● **WHAT IS EXPECTED**
All entries below need to be written out exactly, but without their pictures.

● **LISTING**
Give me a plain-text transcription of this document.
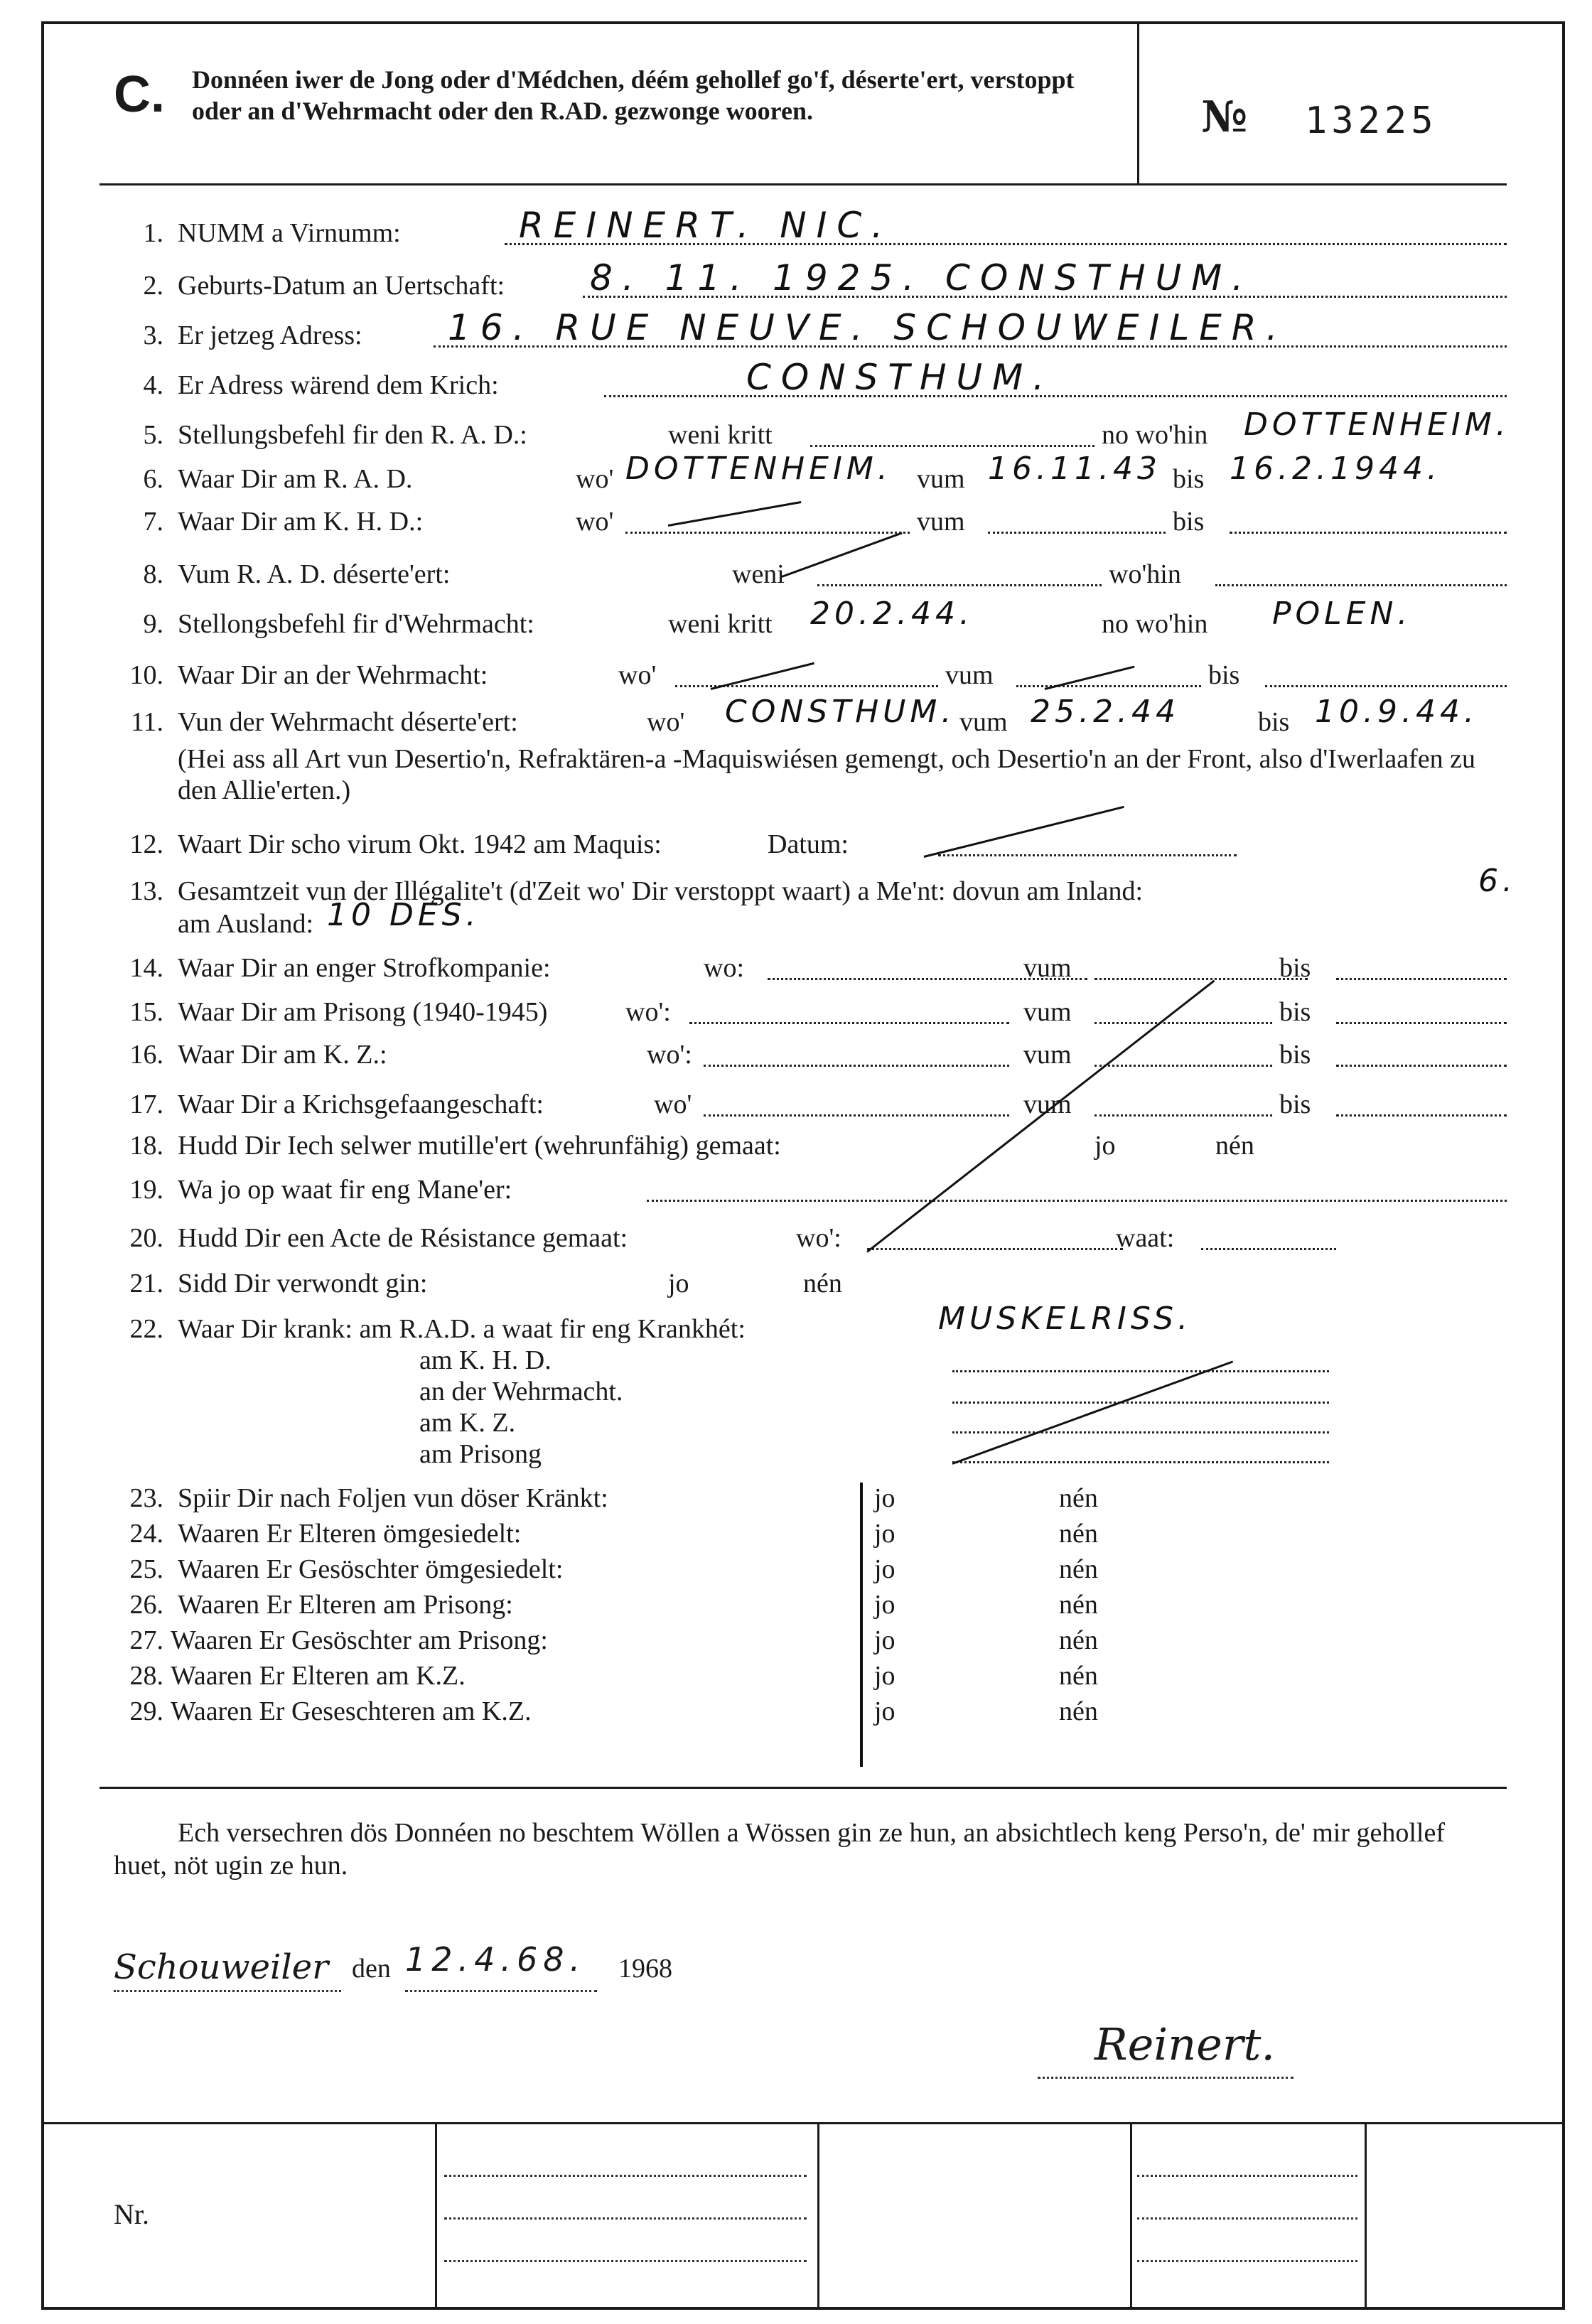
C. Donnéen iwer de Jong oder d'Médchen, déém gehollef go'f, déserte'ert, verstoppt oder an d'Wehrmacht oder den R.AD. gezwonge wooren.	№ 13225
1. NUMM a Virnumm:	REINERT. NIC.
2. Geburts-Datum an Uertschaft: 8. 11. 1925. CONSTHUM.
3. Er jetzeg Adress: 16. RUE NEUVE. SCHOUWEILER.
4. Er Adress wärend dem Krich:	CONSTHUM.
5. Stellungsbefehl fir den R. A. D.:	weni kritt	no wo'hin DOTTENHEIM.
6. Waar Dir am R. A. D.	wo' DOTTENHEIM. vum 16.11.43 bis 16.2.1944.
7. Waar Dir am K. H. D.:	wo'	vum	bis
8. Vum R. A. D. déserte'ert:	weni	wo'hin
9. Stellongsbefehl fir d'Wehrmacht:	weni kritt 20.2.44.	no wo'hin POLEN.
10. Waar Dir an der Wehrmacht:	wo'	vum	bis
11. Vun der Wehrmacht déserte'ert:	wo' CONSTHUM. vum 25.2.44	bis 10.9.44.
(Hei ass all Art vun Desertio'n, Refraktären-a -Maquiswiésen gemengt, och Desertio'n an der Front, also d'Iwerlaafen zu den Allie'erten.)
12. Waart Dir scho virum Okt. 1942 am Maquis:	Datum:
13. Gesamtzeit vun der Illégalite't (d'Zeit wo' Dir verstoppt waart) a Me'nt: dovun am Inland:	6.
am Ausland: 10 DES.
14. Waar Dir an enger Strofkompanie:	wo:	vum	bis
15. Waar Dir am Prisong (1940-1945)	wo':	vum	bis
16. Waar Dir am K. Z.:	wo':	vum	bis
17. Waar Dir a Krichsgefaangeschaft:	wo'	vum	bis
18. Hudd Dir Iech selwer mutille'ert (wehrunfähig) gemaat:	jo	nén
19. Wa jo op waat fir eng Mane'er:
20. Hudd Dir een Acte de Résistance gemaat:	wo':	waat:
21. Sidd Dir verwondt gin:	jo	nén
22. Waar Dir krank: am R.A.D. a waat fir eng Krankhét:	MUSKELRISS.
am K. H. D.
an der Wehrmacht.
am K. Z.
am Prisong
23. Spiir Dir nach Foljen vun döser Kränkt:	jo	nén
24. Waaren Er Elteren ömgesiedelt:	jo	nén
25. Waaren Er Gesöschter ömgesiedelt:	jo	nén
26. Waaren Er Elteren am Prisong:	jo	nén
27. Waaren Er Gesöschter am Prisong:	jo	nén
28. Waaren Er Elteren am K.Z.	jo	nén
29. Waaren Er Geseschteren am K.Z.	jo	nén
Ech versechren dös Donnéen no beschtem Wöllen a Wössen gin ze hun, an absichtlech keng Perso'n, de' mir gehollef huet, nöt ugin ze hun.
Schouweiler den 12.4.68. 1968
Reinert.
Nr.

● **CORRECT ANSWER**
Give me a plain-text transcription of this document.
C. Donnéen iwer de Jong oder d'Médchen, déém gehollef go'f, déserte'ert, verstoppt oder an d'Wehrmacht oder den R.AD. gezwonge wooren.	№ 13225
1. NUMM a Virnumm:	REINERT. NIC.
2. Geburts-Datum an Uertschaft: 8. 11. 1925. CONSTHUM.
3. Er jetzeg Adress: 16. RUE NEUVE. SCHOUWEILER.
4. Er Adress wärend dem Krich:	CONSTHUM.
5. Stellungsbefehl fir den R. A. D.:	weni kritt	no wo'hin DOTTENHEIM.
6. Waar Dir am R. A. D.	wo' DOTTENHEIM. vum 16.11.43 bis 16.2.1944.
7. Waar Dir am K. H. D.:	wo'	vum	bis
8. Vum R. A. D. déserte'ert:	weni	wo'hin
9. Stellongsbefehl fir d'Wehrmacht:	weni kritt 20.2.44.	no wo'hin POLEN.
10. Waar Dir an der Wehrmacht:	wo'	vum	bis
11. Vun der Wehrmacht déserte'ert:	wo' CONSTHUM. vum 25.2.44	bis 10.9.44.
(Hei ass all Art vun Desertio'n, Refraktären-a -Maquiswiésen gemengt, och Desertio'n an der Front, also d'Iwerlaafen zu den Allie'erten.)
12. Waart Dir scho virum Okt. 1942 am Maquis:	Datum:
13. Gesamtzeit vun der Illégalite't (d'Zeit wo' Dir verstoppt waart) a Me'nt: dovun am Inland:	6.
am Ausland: 10 DES.
14. Waar Dir an enger Strofkompanie:	wo:	vum	bis
15. Waar Dir am Prisong (1940-1945)	wo':	vum	bis
16. Waar Dir am K. Z.:	wo':	vum	bis
17. Waar Dir a Krichsgefaangeschaft:	wo'	vum	bis
18. Hudd Dir Iech selwer mutille'ert (wehrunfähig) gemaat:	jo	nén
19. Wa jo op waat fir eng Mane'er:
20. Hudd Dir een Acte de Résistance gemaat:	wo':	waat:
21. Sidd Dir verwondt gin:	jo	nén
22. Waar Dir krank: am R.A.D. a waat fir eng Krankhét:	MUSKELRISS.
am K. H. D.
an der Wehrmacht.
am K. Z.
am Prisong
23. Spiir Dir nach Foljen vun döser Kränkt:	jo	nén
24. Waaren Er Elteren ömgesiedelt:	jo	nén
25. Waaren Er Gesöschter ömgesiedelt:	jo	nén
26. Waaren Er Elteren am Prisong:	jo	nén
27. Waaren Er Gesöschter am Prisong:	jo	nén
28. Waaren Er Elteren am K.Z.	jo	nén
29. Waaren Er Geseschteren am K.Z.	jo	nén
Ech versechren dös Donnéen no beschtem Wöllen a Wössen gin ze hun, an absichtlech keng Perso'n, de' mir gehollef huet, nöt ugin ze hun.
Schouweiler den 12.4.68. 1968
Reinert.
Nr.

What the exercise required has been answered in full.